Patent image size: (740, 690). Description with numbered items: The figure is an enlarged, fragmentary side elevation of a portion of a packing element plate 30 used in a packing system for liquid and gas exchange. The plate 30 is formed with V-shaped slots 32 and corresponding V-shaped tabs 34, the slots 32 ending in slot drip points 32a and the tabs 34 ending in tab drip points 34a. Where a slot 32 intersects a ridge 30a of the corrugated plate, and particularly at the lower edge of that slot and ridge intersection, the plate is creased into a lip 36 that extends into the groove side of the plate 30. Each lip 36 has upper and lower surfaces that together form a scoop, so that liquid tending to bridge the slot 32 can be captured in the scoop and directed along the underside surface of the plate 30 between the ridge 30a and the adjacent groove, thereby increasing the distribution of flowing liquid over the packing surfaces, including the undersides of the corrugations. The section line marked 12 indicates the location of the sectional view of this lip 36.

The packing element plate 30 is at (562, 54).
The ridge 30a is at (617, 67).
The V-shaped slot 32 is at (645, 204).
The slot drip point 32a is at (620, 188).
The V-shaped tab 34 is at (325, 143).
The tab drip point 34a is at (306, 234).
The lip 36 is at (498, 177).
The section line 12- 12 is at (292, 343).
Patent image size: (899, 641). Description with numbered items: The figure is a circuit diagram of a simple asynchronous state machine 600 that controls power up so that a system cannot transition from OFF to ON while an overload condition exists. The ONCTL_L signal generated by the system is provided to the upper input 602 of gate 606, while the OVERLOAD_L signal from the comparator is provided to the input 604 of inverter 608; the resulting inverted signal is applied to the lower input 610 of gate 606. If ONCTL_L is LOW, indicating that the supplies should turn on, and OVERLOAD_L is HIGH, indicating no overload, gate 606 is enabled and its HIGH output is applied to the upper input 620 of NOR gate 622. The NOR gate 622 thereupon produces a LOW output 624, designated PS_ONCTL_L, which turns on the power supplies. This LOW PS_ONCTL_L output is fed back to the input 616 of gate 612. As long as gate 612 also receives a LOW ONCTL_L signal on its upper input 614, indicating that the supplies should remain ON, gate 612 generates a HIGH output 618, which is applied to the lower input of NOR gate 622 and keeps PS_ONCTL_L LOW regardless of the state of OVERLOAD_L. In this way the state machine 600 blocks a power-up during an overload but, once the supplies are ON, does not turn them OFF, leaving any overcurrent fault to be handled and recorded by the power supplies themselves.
:::
- _SET TASK_
Put all of the rows above into a Markdown table with the columns n and Line, giving each line its number and omitting blank lines.

- _TASK OUTPUT_
| n | Line |
|---|---|
| 1 | Patent image size: (740, 690). Description with numbered items: The figure is an enlarged, fragmentary side elevation of a portion of a packing element plate 30 used in a packing system for liquid and gas exchange. The plate 30 is formed with V-shaped slots 32 and corresponding V-shaped tabs 34, the slots 32 ending in slot drip points 32a and the tabs 34 ending in tab drip points 34a. Where a slot 32 intersects a ridge 30a of the corrugated plate, and particularly at the lower edge of that slot and ridge intersection, the plate is creased into a lip 36 that extends into the groove side of the plate 30. Each lip 36 has upper and lower surfaces that together form a scoop, so that liquid tending to bridge the slot 32 can be captured in the scoop and directed along the underside surface of the plate 30 between the ridge 30a and the adjacent groove, thereby increasing the distribution of flowing liquid over the packing surfaces, including the undersides of the corrugations. The section line marked 12 indicates the location of the sectional view of this lip 36. |
| 2 | The packing element plate 30 is at (562, 54). |
| 3 | The ridge 30a is at (617, 67). |
| 4 | The V-shaped slot 32 is at (645, 204). |
| 5 | The slot drip point 32a is at (620, 188). |
| 6 | The V-shaped tab 34 is at (325, 143). |
| 7 | The tab drip point 34a is at (306, 234). |
| 8 | The lip 36 is at (498, 177). |
| 9 | The section line 12- 12 is at (292, 343). |
| 10 | Patent image size: (899, 641). Description with numbered items: The figure is a circuit diagram of a simple asynchronous state machine 600 that controls power up so that a system cannot transition from OFF to ON while an overload condition exists. The ONCTL_L signal generated by the system is provided to the upper input 602 of gate 606, while the OVERLOAD_L signal from the comparator is provided to the input 604 of inverter 608; the resulting inverted signal is applied to the lower input 610 of gate 606. If ONCTL_L is LOW, indicating that the supplies should turn on, and OVERLOAD_L is HIGH, indicating no overload, gate 606 is enabled and its HIGH output is applied to the upper input 620 of NOR gate 622. The NOR gate 622 thereupon produces a LOW output 624, designated PS_ONCTL_L, which turns on the power supplies. This LOW PS_ONCTL_L output is fed back to the input 616 of gate 612. As long as gate 612 also receives a LOW ONCTL_L signal on its upper input 614, indicating that the supplies should remain ON, gate 612 generates a HIGH output 618, which is applied to the lower input of NOR gate 622 and keeps PS_ONCTL_L LOW regardless of the state of OVERLOAD_L. In this way the state machine 600 blocks a power-up during an overload but, once the supplies are ON, does not turn them OFF, leaving any overcurrent fault to be handled and recorded by the power supplies themselves. |